Try it:
In the data below, which lines hold "Dispatch"? Copy every one.

(Items from a dataset)

━━━━━━━━

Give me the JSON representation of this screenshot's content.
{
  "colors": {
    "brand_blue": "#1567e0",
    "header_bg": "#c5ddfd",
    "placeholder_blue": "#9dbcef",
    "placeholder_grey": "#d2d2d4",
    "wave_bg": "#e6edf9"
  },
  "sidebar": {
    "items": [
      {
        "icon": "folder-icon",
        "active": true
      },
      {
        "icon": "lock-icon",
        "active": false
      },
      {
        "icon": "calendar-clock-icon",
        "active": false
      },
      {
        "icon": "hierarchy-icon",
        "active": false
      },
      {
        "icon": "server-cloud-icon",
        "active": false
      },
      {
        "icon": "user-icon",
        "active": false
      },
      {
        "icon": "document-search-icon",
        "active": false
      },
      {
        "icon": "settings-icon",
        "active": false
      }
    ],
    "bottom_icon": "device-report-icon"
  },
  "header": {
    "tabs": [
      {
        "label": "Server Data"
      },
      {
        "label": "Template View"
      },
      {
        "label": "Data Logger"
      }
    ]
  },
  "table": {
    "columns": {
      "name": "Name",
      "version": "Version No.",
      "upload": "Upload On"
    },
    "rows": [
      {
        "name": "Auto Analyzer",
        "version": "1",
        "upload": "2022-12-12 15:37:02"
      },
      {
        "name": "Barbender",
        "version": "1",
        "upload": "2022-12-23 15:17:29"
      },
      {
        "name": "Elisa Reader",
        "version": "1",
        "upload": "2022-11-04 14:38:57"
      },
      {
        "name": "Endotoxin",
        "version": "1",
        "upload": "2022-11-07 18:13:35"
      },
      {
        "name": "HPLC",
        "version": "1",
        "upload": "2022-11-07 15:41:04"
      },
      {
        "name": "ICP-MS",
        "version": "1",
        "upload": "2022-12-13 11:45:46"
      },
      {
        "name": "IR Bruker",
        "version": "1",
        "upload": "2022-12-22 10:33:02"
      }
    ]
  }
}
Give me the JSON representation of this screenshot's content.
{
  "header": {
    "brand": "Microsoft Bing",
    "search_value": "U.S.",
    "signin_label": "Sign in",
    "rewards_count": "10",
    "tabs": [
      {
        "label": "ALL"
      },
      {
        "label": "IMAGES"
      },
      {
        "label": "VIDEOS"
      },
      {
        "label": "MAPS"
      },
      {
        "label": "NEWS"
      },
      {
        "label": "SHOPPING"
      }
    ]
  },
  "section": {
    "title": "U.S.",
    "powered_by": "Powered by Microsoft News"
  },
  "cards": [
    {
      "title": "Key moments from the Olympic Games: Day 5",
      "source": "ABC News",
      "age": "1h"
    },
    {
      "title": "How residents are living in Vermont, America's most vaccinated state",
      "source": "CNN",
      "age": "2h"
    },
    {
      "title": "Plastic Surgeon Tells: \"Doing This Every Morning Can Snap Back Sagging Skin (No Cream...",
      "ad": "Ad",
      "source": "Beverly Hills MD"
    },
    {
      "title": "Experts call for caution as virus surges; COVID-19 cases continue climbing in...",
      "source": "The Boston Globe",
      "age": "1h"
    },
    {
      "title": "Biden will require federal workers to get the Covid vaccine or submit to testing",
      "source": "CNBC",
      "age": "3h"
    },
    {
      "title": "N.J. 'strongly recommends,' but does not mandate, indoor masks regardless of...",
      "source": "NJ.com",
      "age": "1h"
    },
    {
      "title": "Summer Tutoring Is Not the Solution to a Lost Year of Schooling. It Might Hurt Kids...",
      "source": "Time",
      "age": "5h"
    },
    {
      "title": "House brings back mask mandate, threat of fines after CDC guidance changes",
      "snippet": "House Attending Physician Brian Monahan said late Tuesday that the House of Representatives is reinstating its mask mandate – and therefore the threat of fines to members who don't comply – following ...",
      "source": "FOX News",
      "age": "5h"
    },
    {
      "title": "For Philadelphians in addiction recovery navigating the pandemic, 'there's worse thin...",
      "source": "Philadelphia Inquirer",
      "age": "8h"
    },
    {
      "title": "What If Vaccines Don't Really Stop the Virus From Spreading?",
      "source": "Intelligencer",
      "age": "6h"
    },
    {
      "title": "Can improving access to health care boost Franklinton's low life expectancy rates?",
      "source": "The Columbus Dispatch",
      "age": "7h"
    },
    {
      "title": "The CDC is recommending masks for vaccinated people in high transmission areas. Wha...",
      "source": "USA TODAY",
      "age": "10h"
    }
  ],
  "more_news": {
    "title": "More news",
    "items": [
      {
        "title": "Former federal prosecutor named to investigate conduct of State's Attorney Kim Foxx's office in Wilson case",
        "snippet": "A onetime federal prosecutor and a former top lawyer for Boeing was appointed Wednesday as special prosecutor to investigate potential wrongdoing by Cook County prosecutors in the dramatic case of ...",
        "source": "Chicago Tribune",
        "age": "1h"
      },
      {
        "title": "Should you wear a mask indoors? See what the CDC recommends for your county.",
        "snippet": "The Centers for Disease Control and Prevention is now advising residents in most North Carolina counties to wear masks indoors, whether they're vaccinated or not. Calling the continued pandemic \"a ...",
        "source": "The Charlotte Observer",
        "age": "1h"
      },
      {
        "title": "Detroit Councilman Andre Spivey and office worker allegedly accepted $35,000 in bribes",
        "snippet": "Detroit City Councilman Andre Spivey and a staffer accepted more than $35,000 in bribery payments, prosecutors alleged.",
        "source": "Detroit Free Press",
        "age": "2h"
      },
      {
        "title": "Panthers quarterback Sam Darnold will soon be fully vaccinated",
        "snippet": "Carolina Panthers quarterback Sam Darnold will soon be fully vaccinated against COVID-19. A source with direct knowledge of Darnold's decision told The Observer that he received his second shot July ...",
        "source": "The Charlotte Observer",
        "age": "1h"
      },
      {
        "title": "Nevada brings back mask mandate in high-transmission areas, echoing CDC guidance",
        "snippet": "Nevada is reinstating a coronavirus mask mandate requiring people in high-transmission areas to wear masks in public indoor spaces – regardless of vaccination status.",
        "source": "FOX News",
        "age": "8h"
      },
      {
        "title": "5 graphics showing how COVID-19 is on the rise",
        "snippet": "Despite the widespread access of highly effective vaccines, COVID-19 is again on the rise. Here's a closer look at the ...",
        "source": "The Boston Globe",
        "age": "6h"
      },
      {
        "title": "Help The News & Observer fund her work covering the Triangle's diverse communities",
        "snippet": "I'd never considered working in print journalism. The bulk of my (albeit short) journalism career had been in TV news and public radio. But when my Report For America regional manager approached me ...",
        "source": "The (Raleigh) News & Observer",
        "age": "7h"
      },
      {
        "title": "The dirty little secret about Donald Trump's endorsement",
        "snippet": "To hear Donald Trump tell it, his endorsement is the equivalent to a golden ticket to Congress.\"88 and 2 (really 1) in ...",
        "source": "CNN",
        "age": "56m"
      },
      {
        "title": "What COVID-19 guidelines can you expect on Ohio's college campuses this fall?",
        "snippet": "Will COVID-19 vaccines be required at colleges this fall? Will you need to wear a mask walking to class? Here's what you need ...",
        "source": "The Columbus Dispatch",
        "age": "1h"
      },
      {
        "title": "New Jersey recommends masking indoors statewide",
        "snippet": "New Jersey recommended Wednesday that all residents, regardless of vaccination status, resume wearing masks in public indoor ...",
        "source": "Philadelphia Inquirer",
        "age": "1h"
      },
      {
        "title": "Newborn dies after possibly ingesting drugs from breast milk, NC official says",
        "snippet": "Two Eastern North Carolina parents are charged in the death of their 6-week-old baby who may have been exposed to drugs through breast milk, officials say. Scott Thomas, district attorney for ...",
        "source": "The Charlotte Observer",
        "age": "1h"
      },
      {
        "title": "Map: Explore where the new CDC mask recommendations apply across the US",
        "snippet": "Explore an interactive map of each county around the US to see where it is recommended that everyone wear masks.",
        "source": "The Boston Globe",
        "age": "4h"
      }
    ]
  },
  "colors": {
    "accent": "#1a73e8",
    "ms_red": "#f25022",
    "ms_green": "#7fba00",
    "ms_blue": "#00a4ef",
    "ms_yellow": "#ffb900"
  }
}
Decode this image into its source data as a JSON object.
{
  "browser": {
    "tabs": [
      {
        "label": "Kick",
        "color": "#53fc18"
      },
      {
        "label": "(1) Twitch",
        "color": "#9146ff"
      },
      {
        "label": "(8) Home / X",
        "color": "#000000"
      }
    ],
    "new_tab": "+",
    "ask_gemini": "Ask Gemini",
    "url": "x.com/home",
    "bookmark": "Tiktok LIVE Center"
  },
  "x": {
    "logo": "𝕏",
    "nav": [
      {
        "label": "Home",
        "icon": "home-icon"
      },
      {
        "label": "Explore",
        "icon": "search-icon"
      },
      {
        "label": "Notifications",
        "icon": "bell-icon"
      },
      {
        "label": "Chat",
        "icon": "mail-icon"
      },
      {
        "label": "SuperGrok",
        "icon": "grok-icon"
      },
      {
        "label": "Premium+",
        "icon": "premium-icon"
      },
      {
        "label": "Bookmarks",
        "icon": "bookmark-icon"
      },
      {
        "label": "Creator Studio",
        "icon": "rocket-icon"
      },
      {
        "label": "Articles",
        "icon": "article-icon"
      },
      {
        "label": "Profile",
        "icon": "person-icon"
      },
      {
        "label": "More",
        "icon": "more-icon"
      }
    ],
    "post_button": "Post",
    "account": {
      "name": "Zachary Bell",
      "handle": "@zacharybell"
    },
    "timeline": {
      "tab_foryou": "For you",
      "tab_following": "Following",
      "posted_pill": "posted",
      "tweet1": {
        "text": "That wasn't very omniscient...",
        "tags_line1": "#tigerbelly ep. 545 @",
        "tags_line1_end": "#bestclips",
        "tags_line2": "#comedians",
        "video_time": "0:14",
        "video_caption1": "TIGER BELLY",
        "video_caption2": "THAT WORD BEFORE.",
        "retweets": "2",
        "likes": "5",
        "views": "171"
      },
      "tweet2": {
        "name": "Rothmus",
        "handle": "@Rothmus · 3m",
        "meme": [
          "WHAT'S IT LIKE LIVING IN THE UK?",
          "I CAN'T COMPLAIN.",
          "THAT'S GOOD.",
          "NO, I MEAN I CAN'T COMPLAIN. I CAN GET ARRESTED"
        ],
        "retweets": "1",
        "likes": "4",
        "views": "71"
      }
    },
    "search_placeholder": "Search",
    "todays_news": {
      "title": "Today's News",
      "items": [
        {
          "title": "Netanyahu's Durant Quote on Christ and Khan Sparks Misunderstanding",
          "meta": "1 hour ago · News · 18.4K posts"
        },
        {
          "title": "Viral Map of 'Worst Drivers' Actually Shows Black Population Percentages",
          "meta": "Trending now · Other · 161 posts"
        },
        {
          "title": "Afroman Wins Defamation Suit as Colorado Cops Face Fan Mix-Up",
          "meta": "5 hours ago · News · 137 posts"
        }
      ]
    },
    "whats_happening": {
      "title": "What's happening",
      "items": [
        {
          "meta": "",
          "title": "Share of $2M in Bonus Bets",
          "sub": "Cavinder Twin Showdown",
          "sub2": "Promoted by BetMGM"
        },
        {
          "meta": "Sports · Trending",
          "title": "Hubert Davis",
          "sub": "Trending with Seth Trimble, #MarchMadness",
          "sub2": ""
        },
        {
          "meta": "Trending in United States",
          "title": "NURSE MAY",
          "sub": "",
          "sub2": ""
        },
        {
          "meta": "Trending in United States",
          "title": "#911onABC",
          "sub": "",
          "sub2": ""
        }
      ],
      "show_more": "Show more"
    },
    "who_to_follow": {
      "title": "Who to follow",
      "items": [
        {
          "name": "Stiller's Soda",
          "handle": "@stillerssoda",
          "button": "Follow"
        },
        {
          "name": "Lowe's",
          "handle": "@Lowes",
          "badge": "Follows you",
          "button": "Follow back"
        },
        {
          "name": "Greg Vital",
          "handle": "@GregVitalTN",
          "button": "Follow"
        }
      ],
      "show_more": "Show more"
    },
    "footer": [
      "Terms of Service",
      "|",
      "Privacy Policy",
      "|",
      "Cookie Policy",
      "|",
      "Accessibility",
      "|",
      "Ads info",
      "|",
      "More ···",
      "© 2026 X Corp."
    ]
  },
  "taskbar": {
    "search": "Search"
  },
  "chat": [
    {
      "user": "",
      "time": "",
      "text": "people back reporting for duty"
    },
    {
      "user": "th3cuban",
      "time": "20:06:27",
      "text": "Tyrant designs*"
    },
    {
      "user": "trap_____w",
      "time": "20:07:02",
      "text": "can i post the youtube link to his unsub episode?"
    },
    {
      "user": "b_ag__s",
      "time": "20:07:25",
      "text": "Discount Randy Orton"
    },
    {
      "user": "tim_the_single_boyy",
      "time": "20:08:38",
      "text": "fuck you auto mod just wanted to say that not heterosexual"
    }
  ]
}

━━━━━━━━

Response for this exercise:
      "source": "The Columbus Dispatch",
        "source": "The Columbus Dispatch",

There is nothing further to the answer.